## [Collected data]
######

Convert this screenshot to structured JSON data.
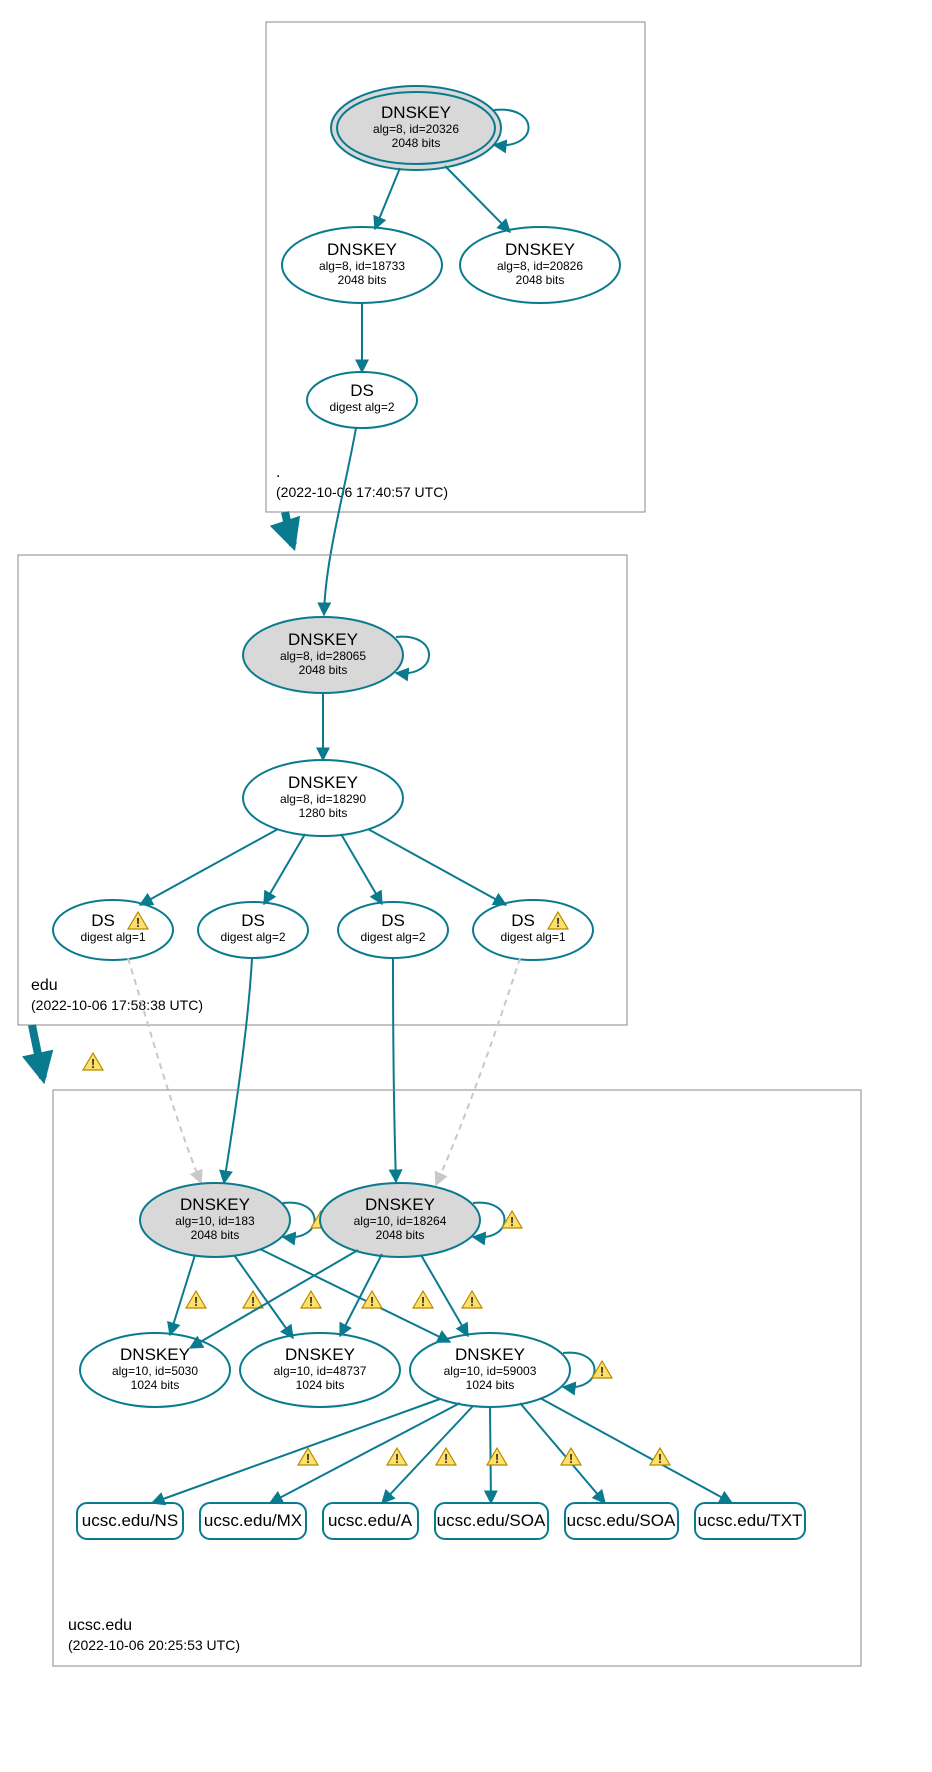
{
  "zones": {
    "root": {
      "name": ".",
      "timestamp": "(2022-10-06 17:40:57 UTC)"
    },
    "edu": {
      "name": "edu",
      "timestamp": "(2022-10-06 17:58:38 UTC)"
    },
    "ucsc": {
      "name": "ucsc.edu",
      "timestamp": "(2022-10-06 20:25:53 UTC)"
    }
  },
  "nodes": {
    "root_ksk": {
      "title": "DNSKEY",
      "line2": "alg=8, id=20326",
      "line3": "2048 bits"
    },
    "root_zsk1": {
      "title": "DNSKEY",
      "line2": "alg=8, id=18733",
      "line3": "2048 bits"
    },
    "root_zsk2": {
      "title": "DNSKEY",
      "line2": "alg=8, id=20826",
      "line3": "2048 bits"
    },
    "root_ds": {
      "title": "DS",
      "line2": "digest alg=2"
    },
    "edu_ksk": {
      "title": "DNSKEY",
      "line2": "alg=8, id=28065",
      "line3": "2048 bits"
    },
    "edu_zsk": {
      "title": "DNSKEY",
      "line2": "alg=8, id=18290",
      "line3": "1280 bits"
    },
    "edu_ds1": {
      "title": "DS",
      "line2": "digest alg=1"
    },
    "edu_ds2": {
      "title": "DS",
      "line2": "digest alg=2"
    },
    "edu_ds3": {
      "title": "DS",
      "line2": "digest alg=2"
    },
    "edu_ds4": {
      "title": "DS",
      "line2": "digest alg=1"
    },
    "ucsc_ksk1": {
      "title": "DNSKEY",
      "line2": "alg=10, id=183",
      "line3": "2048 bits"
    },
    "ucsc_ksk2": {
      "title": "DNSKEY",
      "line2": "alg=10, id=18264",
      "line3": "2048 bits"
    },
    "ucsc_zsk1": {
      "title": "DNSKEY",
      "line2": "alg=10, id=5030",
      "line3": "1024 bits"
    },
    "ucsc_zsk2": {
      "title": "DNSKEY",
      "line2": "alg=10, id=48737",
      "line3": "1024 bits"
    },
    "ucsc_zsk3": {
      "title": "DNSKEY",
      "line2": "alg=10, id=59003",
      "line3": "1024 bits"
    },
    "rr_ns": {
      "label": "ucsc.edu/NS"
    },
    "rr_mx": {
      "label": "ucsc.edu/MX"
    },
    "rr_a": {
      "label": "ucsc.edu/A"
    },
    "rr_soa1": {
      "label": "ucsc.edu/SOA"
    },
    "rr_soa2": {
      "label": "ucsc.edu/SOA"
    },
    "rr_txt": {
      "label": "ucsc.edu/TXT"
    }
  },
  "colors": {
    "edge": "#0a7a8f",
    "warn_fill": "#ffe169",
    "warn_stroke": "#b58900"
  }
}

######

## [Written exercise]
Go over the data above and copy every line that has the word "timestamp" in it.

## [Output below]
      "timestamp": "(2022-10-06 17:40:57 UTC)"
      "timestamp": "(2022-10-06 17:58:38 UTC)"
      "timestamp": "(2022-10-06 20:25:53 UTC)"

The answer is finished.